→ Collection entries
··········

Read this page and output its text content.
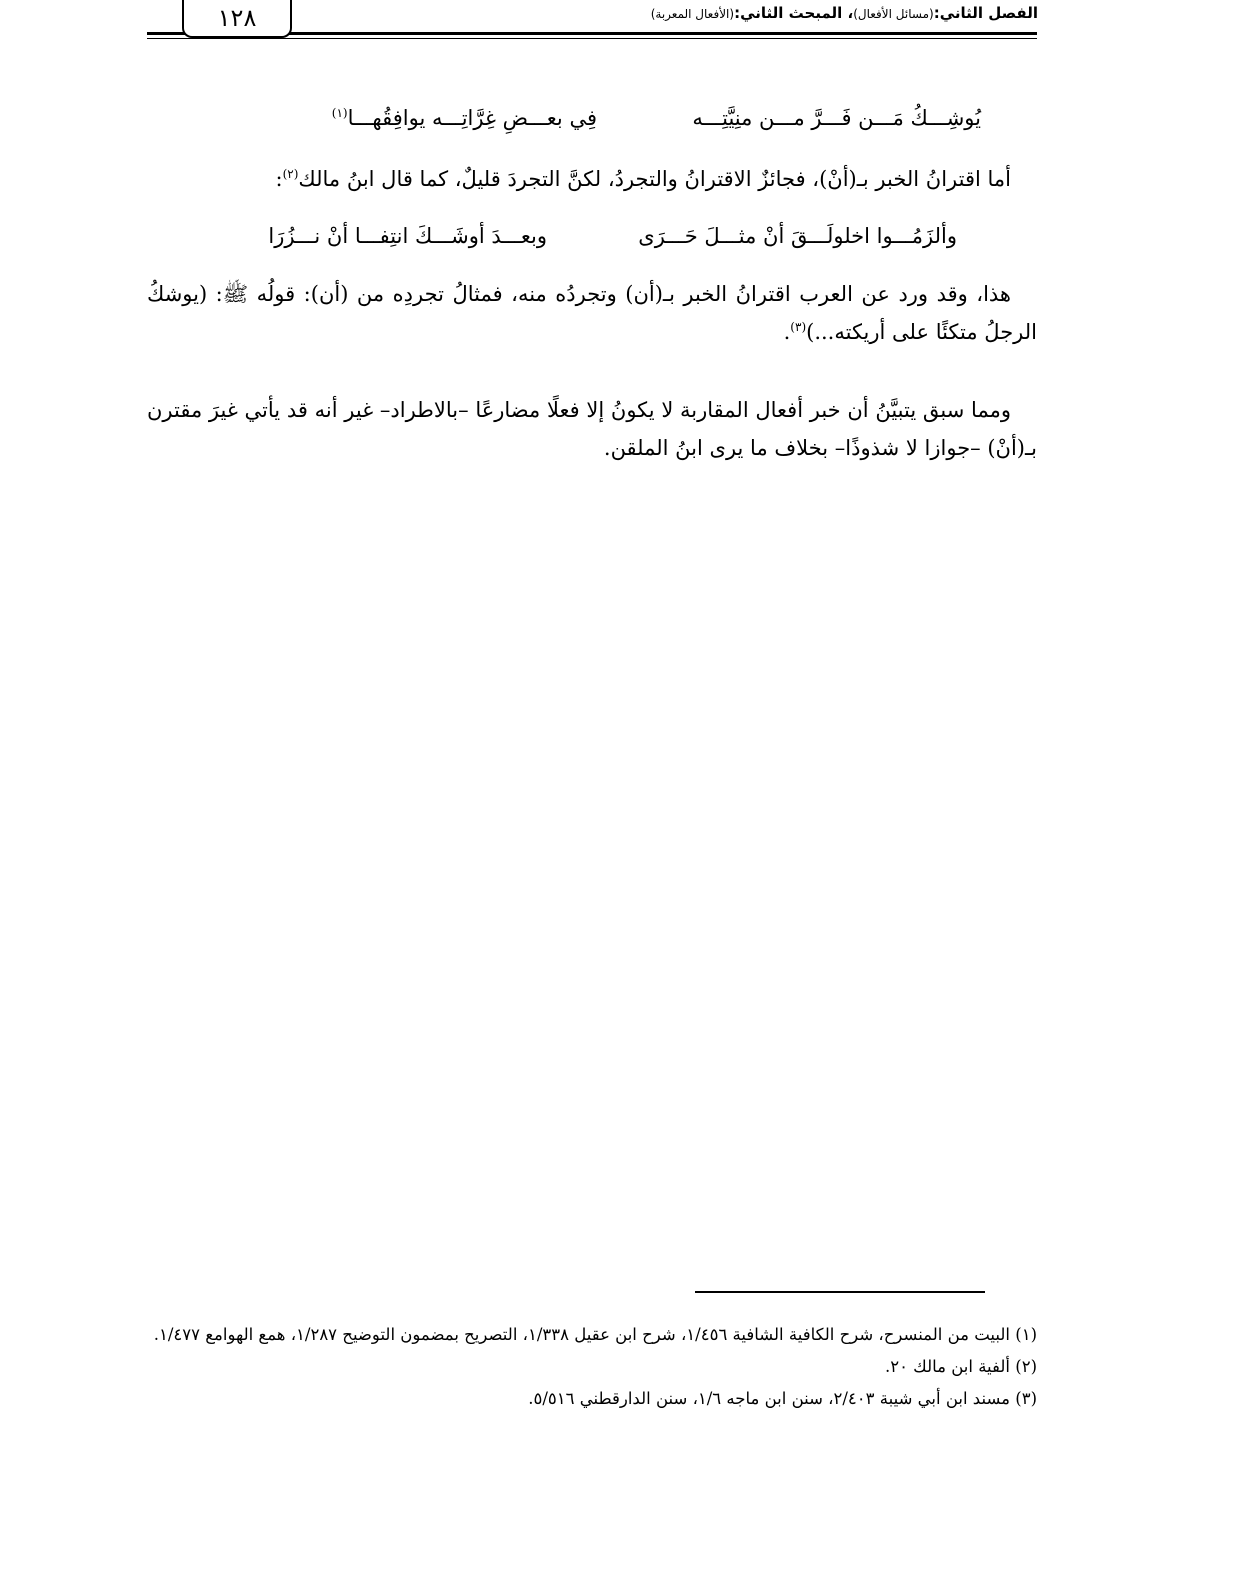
الفصل الثاني:(مسائل الأفعال)، المبحث الثاني:(الأفعال المعربة)
١٢٨
يُوشِـــكُ مَـــن فَـــرَّ مـــن منِيَّتِـــه
فِي بعـــضِ غِرَّاتِـــه يوافِقُهـــا$^{(١)}$

أما اقترانُ الخبر بـ(أنْ)، فجائزٌ الاقترانُ والتجردُ، لكنَّ التجردَ قليلٌ، كما قال ابنُ مالك$^{(٢)}$:

وألزَمُـــوا اخلولَـــقَ أنْ مثـــلَ حَـــرَى
وبعـــدَ أوشَـــكَ انتِفـــا أنْ نـــزُرَا

هذا، وقد ورد عن العرب اقترانُ الخبر بـ(أن) وتجردُه منه، فمثالُ تجردِه من (أن): قولُه ﷺ: (يوشكُ الرجلُ متكئًا على أريكته...)$^{(٣)}$.

ومما سبق يتبيَّنُ أن خبر أفعال المقاربة لا يكونُ إلا فعلًا مضارعًا –بالاطراد– غير أنه قد يأتي غيرَ مقترن بـ(أنْ) –جوازا لا شذوذًا– بخلاف ما يرى ابنُ الملقن.

(١) البيت من المنسرح، شرح الكافية الشافية ١/٤٥٦، شرح ابن عقيل ١/٣٣٨، التصريح بمضمون التوضيح ١/٢٨٧، همع الهوامع ١/٤٧٧.

(٢) ألفية ابن مالك ٢٠.

(٣) مسند ابن أبي شيبة ٢/٤٠٣، سنن ابن ماجه ١/٦، سنن الدارقطني ٥/٥١٦.
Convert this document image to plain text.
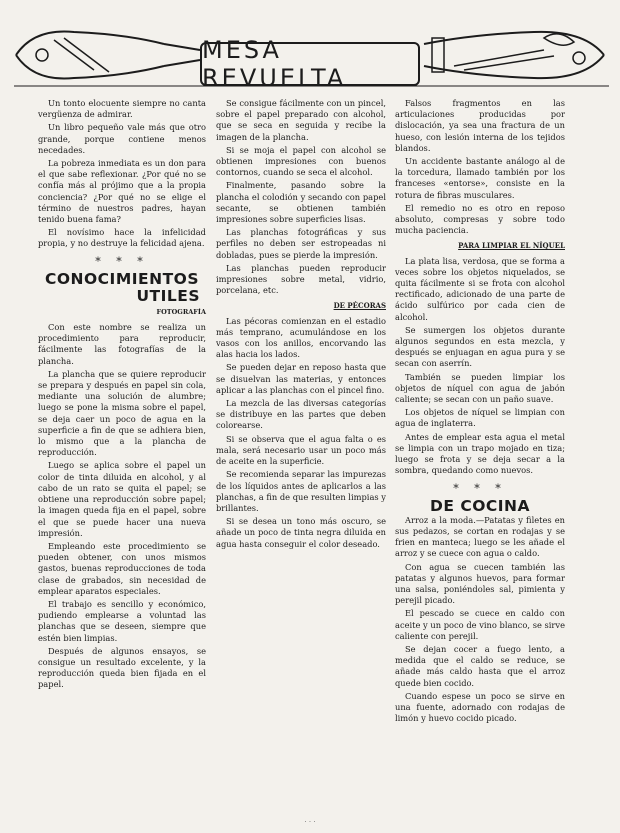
MESA REVUELTA

Un tonto elocuente siempre no canta vergüenza de admirar.

Un libro pequeño vale más que otro grande, porque contiene menos necedades.

La pobreza inmediata es un don para el que sabe reflexionar. ¿Por qué no se confía más al prójimo que a la propia conciencia? ¿Por qué no se elige el término de nuestros padres, hayan tenido buena fama?

El novísimo hace la infelicidad propia, y no destruye la felicidad ajena.

* * *
CONOCIMIENTOS
UTILES
FOTOGRAFÍA

Con este nombre se realiza un procedimiento para reproducir, fácilmente las fotografías de la plancha.

La plancha que se quiere reproducir se prepara y después en papel sin cola, mediante una solución de alumbre; luego se pone la misma sobre el papel, se deja caer un poco de agua en la superficie a fin de que se adhiera bien, lo mismo que a la plancha de reproducción.

Luego se aplica sobre el papel un color de tinta diluida en alcohol, y al cabo de un rato se quita el papel; se obtiene una reproducción sobre papel; la imagen queda fija en el papel, sobre el que se puede hacer una nueva impresión.

Empleando este procedimiento se pueden obtener, con unos mismos gastos, buenas reproducciones de toda clase de grabados, sin necesidad de emplear aparatos especiales.

El trabajo es sencillo y económico, pudiendo emplearse a voluntad las planchas que se deseen, siempre que estén bien limpias.

Después de algunos ensayos, se consigue un resultado excelente, y la reproducción queda bien fijada en el papel.

Se consigue fácilmente con un pincel, sobre el papel preparado con alcohol, que se seca en seguida y recibe la imagen de la plancha.

Si se moja el papel con alcohol se obtienen impresiones con buenos contornos, cuando se seca el alcohol.

Finalmente, pasando sobre la plancha el colodión y secando con papel secante, se obtienen también impresiones sobre superficies lisas.

Las planchas fotográficas y sus perfiles no deben ser estropeadas ni dobladas, pues se pierde la impresión.

Las planchas pueden reproducir impresiones sobre metal, vidrio, porcelana, etc.

DE PÉCORAS

Las pécoras comienzan en el estadio más temprano, acumulándose en los vasos con los anillos, encorvando las alas hacia los lados.

Se pueden dejar en reposo hasta que se disuelvan las materias, y entonces aplicar a las planchas con el pincel fino.

La mezcla de las diversas categorías se distribuye en las partes que deben colorearse.

Si se observa que el agua falta o es mala, será necesario usar un poco más de aceite en la superficie.

Se recomienda separar las impurezas de los líquidos antes de aplicarlos a las planchas, a fin de que resulten limpias y brillantes.

Si se desea un tono más oscuro, se añade un poco de tinta negra diluida en agua hasta conseguir el color deseado.

Falsos fragmentos en las articulaciones producidas por dislocación, ya sea una fractura de un hueso, con lesión interna de los tejidos blandos.

Un accidente bastante análogo al de la torcedura, llamado también por los franceses «entorse», consiste en la rotura de fibras musculares.

El remedio no es otro en reposo absoluto, compresas y sobre todo mucha paciencia.

PARA LIMPIAR EL NÍQUEL

La plata lisa, verdosa, que se forma a veces sobre los objetos niquelados, se quita fácilmente si se frota con alcohol rectificado, adicionado de una parte de ácido sulfúrico por cada cien de alcohol.

Se sumergen los objetos durante algunos segundos en esta mezcla, y después se enjuagan en agua pura y se secan con aserrín.

También se pueden limpiar los objetos de níquel con agua de jabón caliente; se secan con un paño suave.

Los objetos de níquel se limpian con agua de inglaterra.

Antes de emplear esta agua el metal se limpia con un trapo mojado en tiza; luego se frota y se deja secar a la sombra, quedando como nuevos.

* * *
DE COCINA

Arroz a la moda.—Patatas y filetes en sus pedazos, se cortan en rodajas y se frien en manteca; luego se les añade el arroz y se cuece con agua o caldo.

Con agua se cuecen también las patatas y algunos huevos, para formar una salsa, poniéndoles sal, pimienta y perejil picado.

El pescado se cuece en caldo con aceite y un poco de vino blanco, se sirve caliente con perejil.

Se dejan cocer a fuego lento, a medida que el caldo se reduce, se añade más caldo hasta que el arroz quede bien cocido.

Cuando espese un poco se sirve en una fuente, adornado con rodajas de limón y huevo cocido picado.

· · ·
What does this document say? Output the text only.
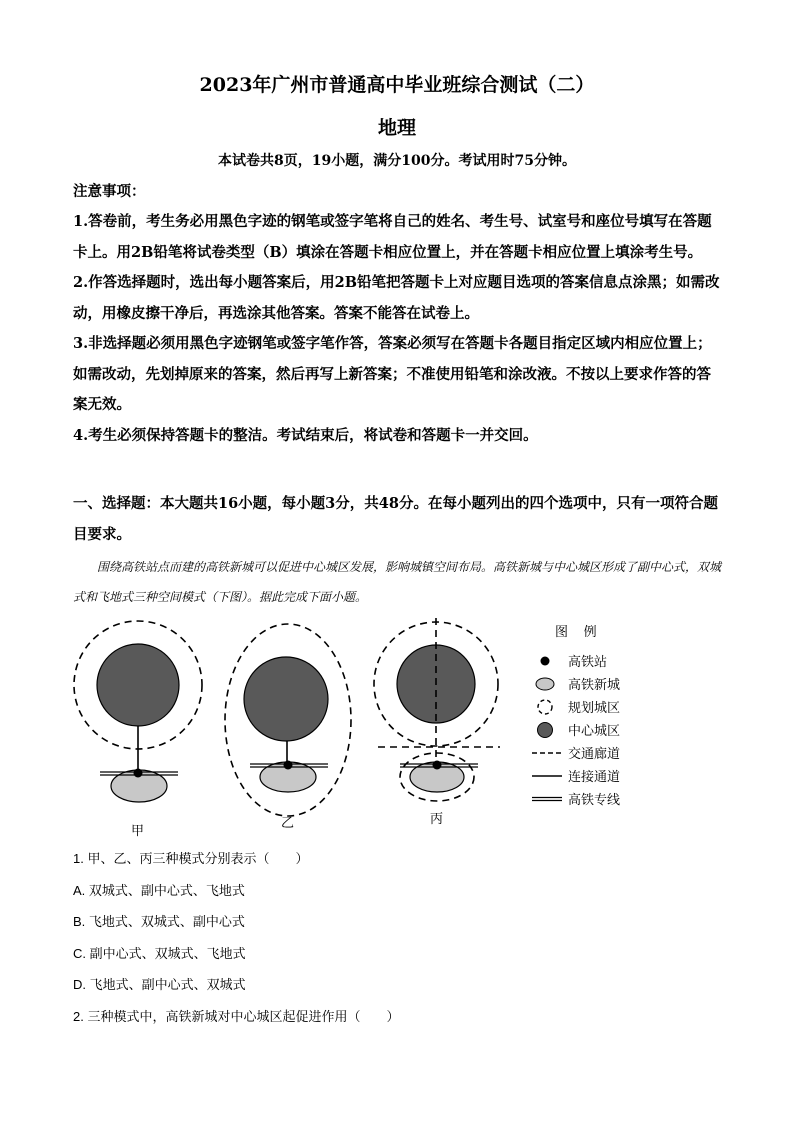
2023年广州市普通高中毕业班综合测试（二）
地理
本试卷共8页，19小题，满分100分。考试用时75分钟。
注意事项：

1.答卷前，考生务必用黑色字迹的钢笔或签字笔将自己的姓名、考生号、试室号和座位号填写在答题卡上。用2B铅笔将试卷类型（B）填涂在答题卡相应位置上，并在答题卡相应位置上填涂考生号。

2.作答选择题时，选出每小题答案后，用2B铅笔把答题卡上对应题目选项的答案信息点涂黑；如需改动，用橡皮擦干净后，再选涂其他答案。答案不能答在试卷上。

3.非选择题必须用黑色字迹钢笔或签字笔作答，答案必须写在答题卡各题目指定区域内相应位置上；如需改动，先划掉原来的答案，然后再写上新答案；不准使用铅笔和涂改液。不按以上要求作答的答案无效。

4.考生必须保持答题卡的整洁。考试结束后，将试卷和答题卡一并交回。

一、选择题：本大题共16小题，每小题3分，共48分。在每小题列出的四个选项中，只有一项符合题目要求。

围绕高铁站点而建的高铁新城可以促进中心城区发展，影响城镇空间布局。高铁新城与中心城区形成了副中心式，双城式和飞地式三种空间模式（下图）。据此完成下面小题。
甲
乙	丙
图 例
高铁站
高铁新城
规划城区
中心城区
交通廊道
连接通道
高铁专线

1. 甲、乙、丙三种模式分别表示（　　）

A. 双城式、副中心式、飞地式

B. 飞地式、双城式、副中心式

C. 副中心式、双城式、飞地式

D. 飞地式、副中心式、双城式

2. 三种模式中，高铁新城对中心城区起促进作用（　　）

··········

→ PROBLEM TO WORK ON
Gather all the lines that include the word "añade" and copy them out.

→ OUTPUT OF THE TASK
Si se desea un tono más oscuro, se añade un poco de tinta negra diluida en agua hasta conseguir el color deseado.
Arroz a la moda.—Patatas y filetes en sus pedazos, se cortan en rodajas y se frien en manteca; luego se les añade el arroz y se cuece con agua o caldo.
Se dejan cocer a fuego lento, a medida que el caldo se reduce, se añade más caldo hasta que el arroz quede bien cocido.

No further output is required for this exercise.